Records:

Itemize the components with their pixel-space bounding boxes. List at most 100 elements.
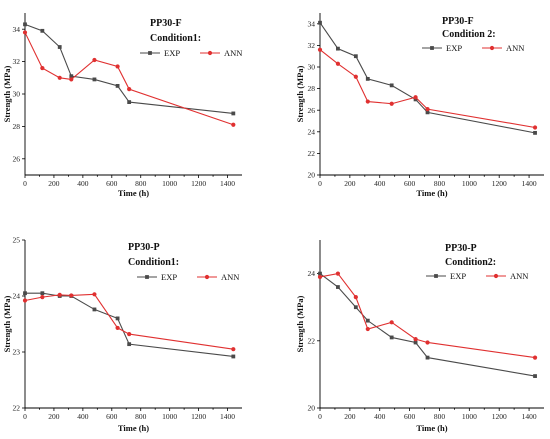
y-tick-label: 30 — [13, 90, 21, 99]
y-tick-label: 22 — [308, 336, 316, 345]
panel-subtitle: Condition1: — [128, 257, 179, 268]
data-point-ann — [127, 87, 132, 92]
x-tick-label: 0 — [318, 412, 322, 421]
data-point-exp — [413, 97, 418, 102]
data-point-ann — [22, 298, 28, 303]
data-point-exp — [533, 374, 537, 378]
y-tick-label: 26 — [13, 154, 21, 163]
y-tick-label: 34 — [13, 25, 21, 34]
legend-label-ann: ANN — [224, 48, 242, 58]
x-axis-title: Time (h) — [416, 188, 447, 198]
data-point-ann — [231, 347, 236, 352]
data-point-exp — [389, 83, 394, 88]
data-point-ann — [413, 337, 418, 342]
x-tick-label: 600 — [106, 179, 118, 188]
data-point-ann — [353, 74, 358, 79]
data-point-exp — [533, 130, 537, 135]
panel-title: PP30-F — [150, 18, 182, 29]
panel-subtitle: Condition2: — [445, 257, 496, 268]
y-axis-title: Strength (MPa) — [2, 295, 12, 352]
data-point-exp — [336, 46, 340, 51]
legend-label-exp: EXP — [164, 48, 180, 58]
legend-marker-exp — [434, 274, 438, 278]
y-tick-label: 20 — [308, 404, 316, 413]
y-tick-label: 22 — [13, 404, 21, 413]
data-point-ann — [92, 292, 97, 297]
chart-panel-4: 0 200 400 600 800 1000 1200 1400 20 22 24 Time (h) S… — [295, 240, 544, 433]
data-point-ann — [425, 340, 430, 345]
data-point-exp — [23, 22, 27, 27]
chart-panel-2: 0 200 400 600 800 1000 1200 1400 20 22 24 26 28 30 32 3… — [295, 13, 544, 198]
y-tick-label: 22 — [308, 149, 316, 158]
x-tick-label: 200 — [48, 412, 60, 421]
y-tick-label: 28 — [13, 122, 21, 131]
data-point-ann — [353, 295, 358, 300]
y-tick-label: 32 — [308, 41, 316, 50]
y-tick-label: 32 — [13, 57, 21, 66]
data-point-exp — [425, 110, 430, 115]
data-point-exp — [57, 45, 62, 49]
x-tick-label: 0 — [23, 412, 27, 421]
data-point-ann — [69, 293, 74, 298]
legend-marker-ann — [204, 274, 210, 280]
x-tick-label: 0 — [23, 179, 27, 188]
data-point-ann — [389, 101, 394, 106]
data-point-exp — [231, 111, 236, 116]
legend-marker-exp — [430, 46, 434, 50]
y-tick-label: 30 — [308, 63, 316, 72]
chart-panel-3: 0 200 400 600 800 1000 1200 1400 22 23 24 25 Time (h… — [2, 236, 242, 433]
x-tick-label: 600 — [106, 412, 118, 421]
data-point-ann — [317, 274, 323, 280]
x-tick-label: 1200 — [492, 179, 507, 188]
y-tick-label: 23 — [13, 348, 21, 357]
data-point-exp — [40, 291, 45, 296]
data-point-ann — [40, 295, 45, 300]
legend-label-exp: EXP — [450, 271, 466, 281]
panel-title: PP30-P — [128, 242, 160, 253]
x-tick-label: 200 — [344, 179, 356, 188]
x-tick-label: 1000 — [462, 412, 477, 421]
data-point-exp — [425, 355, 430, 360]
legend-label-exp: EXP — [446, 43, 462, 53]
y-tick-label: 24 — [13, 292, 21, 301]
data-point-exp — [336, 285, 340, 289]
chart-panel-1: 0 200 400 600 800 1000 1200 1400 26 28 30 32 34 Time … — [2, 13, 242, 198]
x-tick-label: 400 — [374, 412, 386, 421]
legend-marker-exp — [148, 51, 152, 55]
x-tick-label: 800 — [434, 412, 446, 421]
data-point-exp — [127, 342, 132, 347]
data-point-exp — [318, 271, 322, 276]
data-point-ann — [425, 107, 430, 112]
series-line-ann — [24, 293, 234, 350]
data-point-ann — [57, 292, 62, 297]
legend-label-exp: EXP — [161, 272, 177, 282]
y-axis-title: Strength (MPa) — [295, 65, 305, 122]
data-point-ann — [317, 47, 323, 52]
y-axis-title: Strength (MPa) — [2, 65, 12, 122]
y-tick-label: 25 — [13, 236, 21, 245]
x-tick-label: 1200 — [191, 412, 206, 421]
x-tick-label: 1400 — [522, 412, 537, 421]
legend-label-ann: ANN — [221, 272, 239, 282]
x-tick-label: 1400 — [220, 412, 235, 421]
x-tick-label: 800 — [434, 179, 446, 188]
x-tick-label: 1000 — [462, 179, 477, 188]
x-tick-label: 800 — [135, 412, 147, 421]
legend-marker-ann — [207, 50, 213, 56]
data-point-ann — [69, 77, 74, 82]
data-point-ann — [115, 325, 120, 331]
panel-title: PP30-F — [442, 16, 474, 27]
series-line-exp — [319, 22, 536, 134]
x-tick-label: 600 — [404, 412, 416, 421]
legend-label-ann: ANN — [510, 271, 528, 281]
data-point-ann — [389, 320, 394, 325]
x-tick-label: 1200 — [492, 412, 507, 421]
data-point-exp — [365, 76, 370, 81]
x-axis-title: Time (h) — [118, 423, 149, 433]
legend-label-ann: ANN — [506, 43, 524, 53]
x-tick-label: 0 — [318, 179, 322, 188]
data-point-ann — [365, 326, 370, 332]
legend-marker-ann — [493, 273, 499, 279]
x-tick-label: 400 — [374, 179, 386, 188]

Problem to work on
Could you repeat every row above with "x-tick-label" switched to "x-axis-tick", changing nothing else and leaving out the pictures?

Output of the exercise
Itemize the components with their pixel-space bounding boxes. List at most 100 elements.
y-tick-label: 30 — [13, 90, 21, 99]
y-tick-label: 22 — [308, 336, 316, 345]
panel-subtitle: Condition1: — [128, 257, 179, 268]
data-point-ann — [127, 87, 132, 92]
x-axis-tick: 0 — [318, 412, 322, 421]
data-point-exp — [413, 97, 418, 102]
data-point-ann — [22, 298, 28, 303]
data-point-exp — [533, 374, 537, 378]
y-tick-label: 26 — [13, 154, 21, 163]
y-tick-label: 34 — [13, 25, 21, 34]
legend-label-ann: ANN — [224, 48, 242, 58]
x-axis-title: Time (h) — [416, 188, 447, 198]
data-point-ann — [231, 347, 236, 352]
data-point-exp — [389, 83, 394, 88]
data-point-ann — [413, 337, 418, 342]
x-axis-tick: 600 — [106, 179, 118, 188]
data-point-ann — [353, 74, 358, 79]
data-point-exp — [533, 130, 537, 135]
panel-title: PP30-F — [150, 18, 182, 29]
panel-subtitle: Condition2: — [445, 257, 496, 268]
y-axis-title: Strength (MPa) — [2, 295, 12, 352]
data-point-exp — [336, 46, 340, 51]
legend-label-exp: EXP — [164, 48, 180, 58]
legend-marker-exp — [434, 274, 438, 278]
y-tick-label: 20 — [308, 404, 316, 413]
y-tick-label: 22 — [13, 404, 21, 413]
data-point-ann — [92, 292, 97, 297]
chart-panel-4: 0 200 400 600 800 1000 1200 1400 20 22 24 Time (h) S… — [295, 240, 544, 433]
data-point-ann — [425, 340, 430, 345]
data-point-exp — [23, 22, 27, 27]
chart-panel-2: 0 200 400 600 800 1000 1200 1400 20 22 24 26 28 30 32 3… — [295, 13, 544, 198]
y-tick-label: 22 — [308, 149, 316, 158]
x-axis-tick: 200 — [48, 412, 60, 421]
y-tick-label: 28 — [13, 122, 21, 131]
data-point-ann — [353, 295, 358, 300]
y-tick-label: 32 — [308, 41, 316, 50]
y-tick-label: 32 — [13, 57, 21, 66]
data-point-exp — [425, 110, 430, 115]
data-point-exp — [57, 45, 62, 49]
x-axis-tick: 0 — [23, 412, 27, 421]
data-point-ann — [69, 293, 74, 298]
legend-marker-ann — [204, 274, 210, 280]
x-axis-tick: 0 — [23, 179, 27, 188]
data-point-ann — [389, 101, 394, 106]
data-point-exp — [231, 111, 236, 116]
legend-marker-exp — [430, 46, 434, 50]
y-tick-label: 30 — [308, 63, 316, 72]
chart-panel-3: 0 200 400 600 800 1000 1200 1400 22 23 24 25 Time (h… — [2, 236, 242, 433]
x-axis-tick: 600 — [106, 412, 118, 421]
data-point-ann — [317, 274, 323, 280]
x-axis-tick: 1200 — [492, 179, 507, 188]
y-tick-label: 23 — [13, 348, 21, 357]
data-point-exp — [40, 291, 45, 296]
data-point-ann — [40, 295, 45, 300]
legend-label-exp: EXP — [450, 271, 466, 281]
panel-title: PP30-P — [128, 242, 160, 253]
x-axis-tick: 200 — [344, 179, 356, 188]
x-axis-tick: 1000 — [462, 412, 477, 421]
data-point-exp — [425, 355, 430, 360]
legend-label-exp: EXP — [446, 43, 462, 53]
y-tick-label: 24 — [13, 292, 21, 301]
data-point-exp — [336, 285, 340, 289]
chart-panel-1: 0 200 400 600 800 1000 1200 1400 26 28 30 32 34 Time … — [2, 13, 242, 198]
x-axis-tick: 400 — [374, 412, 386, 421]
legend-marker-exp — [148, 51, 152, 55]
x-axis-tick: 800 — [434, 412, 446, 421]
data-point-exp — [127, 342, 132, 347]
data-point-exp — [318, 271, 322, 276]
data-point-ann — [425, 107, 430, 112]
series-line-ann — [24, 293, 234, 350]
data-point-ann — [57, 292, 62, 297]
legend-label-exp: EXP — [161, 272, 177, 282]
y-axis-title: Strength (MPa) — [295, 65, 305, 122]
data-point-ann — [317, 47, 323, 52]
y-axis-title: Strength (MPa) — [2, 65, 12, 122]
y-tick-label: 25 — [13, 236, 21, 245]
x-axis-tick: 1200 — [191, 412, 206, 421]
x-axis-tick: 1400 — [522, 412, 537, 421]
legend-label-ann: ANN — [221, 272, 239, 282]
x-axis-tick: 1400 — [220, 412, 235, 421]
x-axis-tick: 800 — [434, 179, 446, 188]
x-axis-tick: 1000 — [462, 179, 477, 188]
x-axis-tick: 800 — [135, 412, 147, 421]
legend-marker-ann — [207, 50, 213, 56]
data-point-ann — [69, 77, 74, 82]
data-point-ann — [115, 325, 120, 331]
panel-title: PP30-F — [442, 16, 474, 27]
series-line-exp — [319, 22, 536, 134]
x-axis-tick: 600 — [404, 412, 416, 421]
legend-label-ann: ANN — [510, 271, 528, 281]
data-point-ann — [389, 320, 394, 325]
x-axis-tick: 1200 — [492, 412, 507, 421]
data-point-exp — [365, 76, 370, 81]
x-axis-title: Time (h) — [118, 423, 149, 433]
legend-label-ann: ANN — [506, 43, 524, 53]
x-axis-tick: 0 — [318, 179, 322, 188]
data-point-ann — [365, 326, 370, 332]
legend-marker-ann — [493, 273, 499, 279]
x-axis-tick: 400 — [374, 179, 386, 188]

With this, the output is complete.